**Short task**
Transcribe the entries below exactly; leave every image out.

**Source data**
## start

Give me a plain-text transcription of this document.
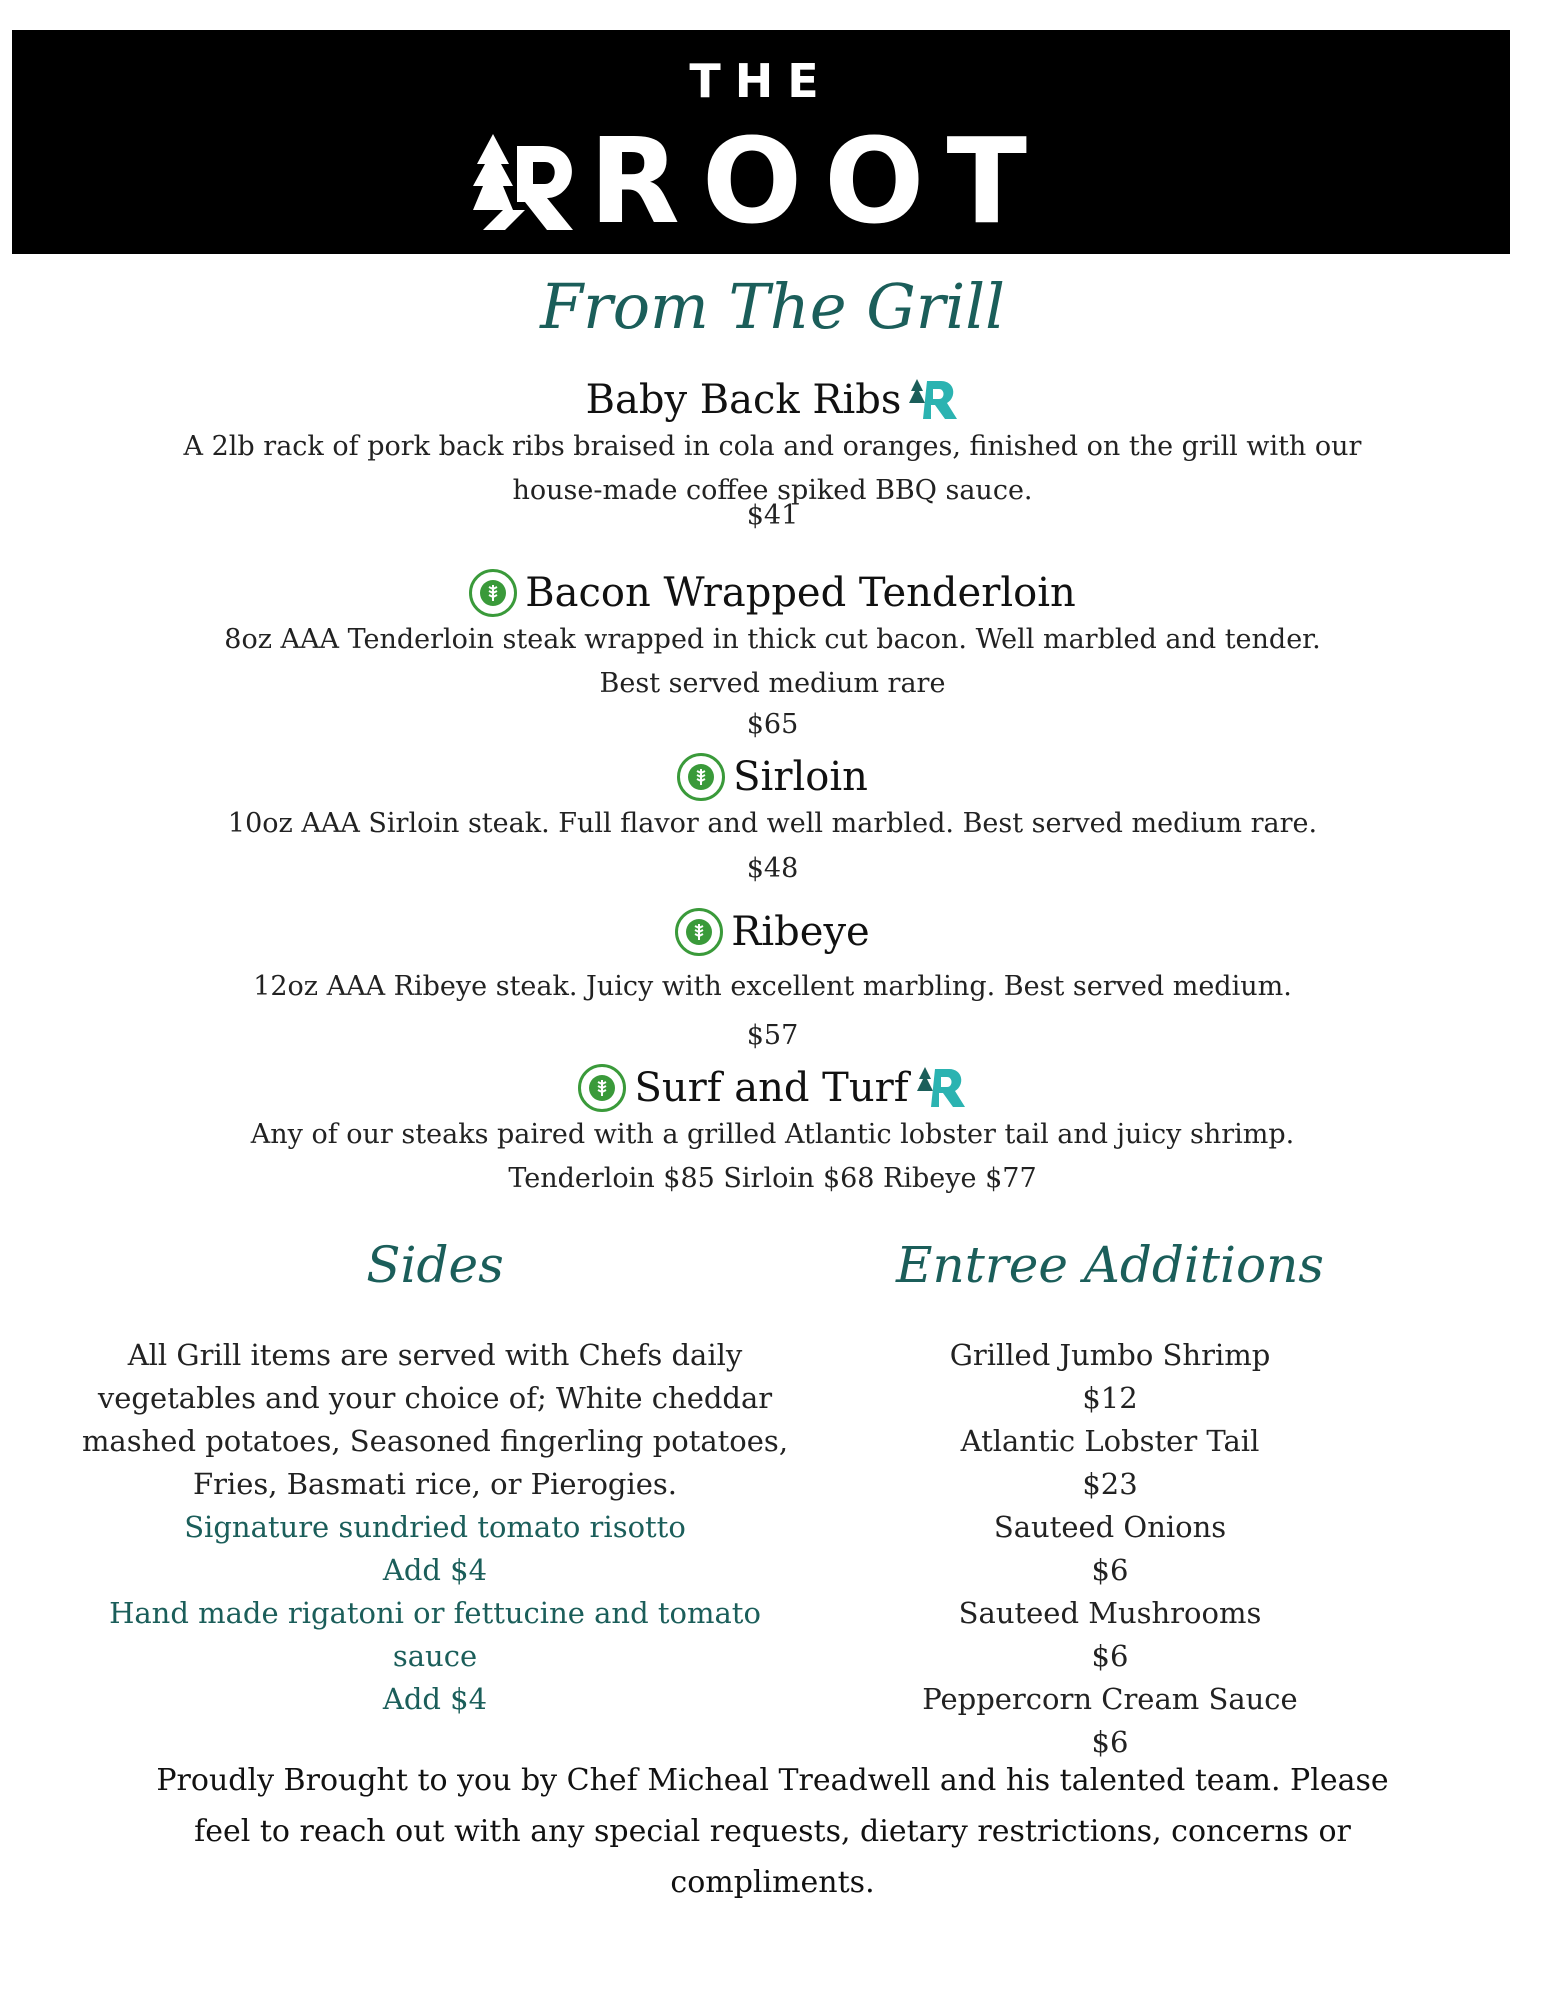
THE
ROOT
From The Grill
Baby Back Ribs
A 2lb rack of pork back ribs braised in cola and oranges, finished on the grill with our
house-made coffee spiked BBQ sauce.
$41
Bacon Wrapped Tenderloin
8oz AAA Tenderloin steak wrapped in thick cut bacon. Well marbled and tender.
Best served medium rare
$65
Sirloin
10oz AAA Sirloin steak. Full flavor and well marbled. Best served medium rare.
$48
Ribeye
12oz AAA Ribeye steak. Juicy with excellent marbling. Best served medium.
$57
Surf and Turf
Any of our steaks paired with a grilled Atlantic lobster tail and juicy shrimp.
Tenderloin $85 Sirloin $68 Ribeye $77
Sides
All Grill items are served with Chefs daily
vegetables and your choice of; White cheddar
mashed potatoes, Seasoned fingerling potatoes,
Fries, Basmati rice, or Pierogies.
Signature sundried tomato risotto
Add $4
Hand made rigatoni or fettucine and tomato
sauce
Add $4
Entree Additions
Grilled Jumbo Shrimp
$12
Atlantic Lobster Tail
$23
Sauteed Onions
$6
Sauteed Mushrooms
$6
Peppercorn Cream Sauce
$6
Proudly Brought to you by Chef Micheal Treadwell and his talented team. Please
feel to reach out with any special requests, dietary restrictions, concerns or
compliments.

## end

**Task result**
Give me a plain-text transcription of this document.
THE
ROOT
From The Grill
Baby Back Ribs
A 2lb rack of pork back ribs braised in cola and oranges, finished on the grill with our
house-made coffee spiked BBQ sauce.
$41
Bacon Wrapped Tenderloin
8oz AAA Tenderloin steak wrapped in thick cut bacon. Well marbled and tender.
Best served medium rare
$65
Sirloin
10oz AAA Sirloin steak. Full flavor and well marbled. Best served medium rare.
$48
Ribeye
12oz AAA Ribeye steak. Juicy with excellent marbling. Best served medium.
$57
Surf and Turf
Any of our steaks paired with a grilled Atlantic lobster tail and juicy shrimp.
Tenderloin $85 Sirloin $68 Ribeye $77
Sides
All Grill items are served with Chefs daily
vegetables and your choice of; White cheddar
mashed potatoes, Seasoned fingerling potatoes,
Fries, Basmati rice, or Pierogies.
Signature sundried tomato risotto
Add $4
Hand made rigatoni or fettucine and tomato
sauce
Add $4
Entree Additions
Grilled Jumbo Shrimp
$12
Atlantic Lobster Tail
$23
Sauteed Onions
$6
Sauteed Mushrooms
$6
Peppercorn Cream Sauce
$6
Proudly Brought to you by Chef Micheal Treadwell and his talented team. Please
feel to reach out with any special requests, dietary restrictions, concerns or
compliments.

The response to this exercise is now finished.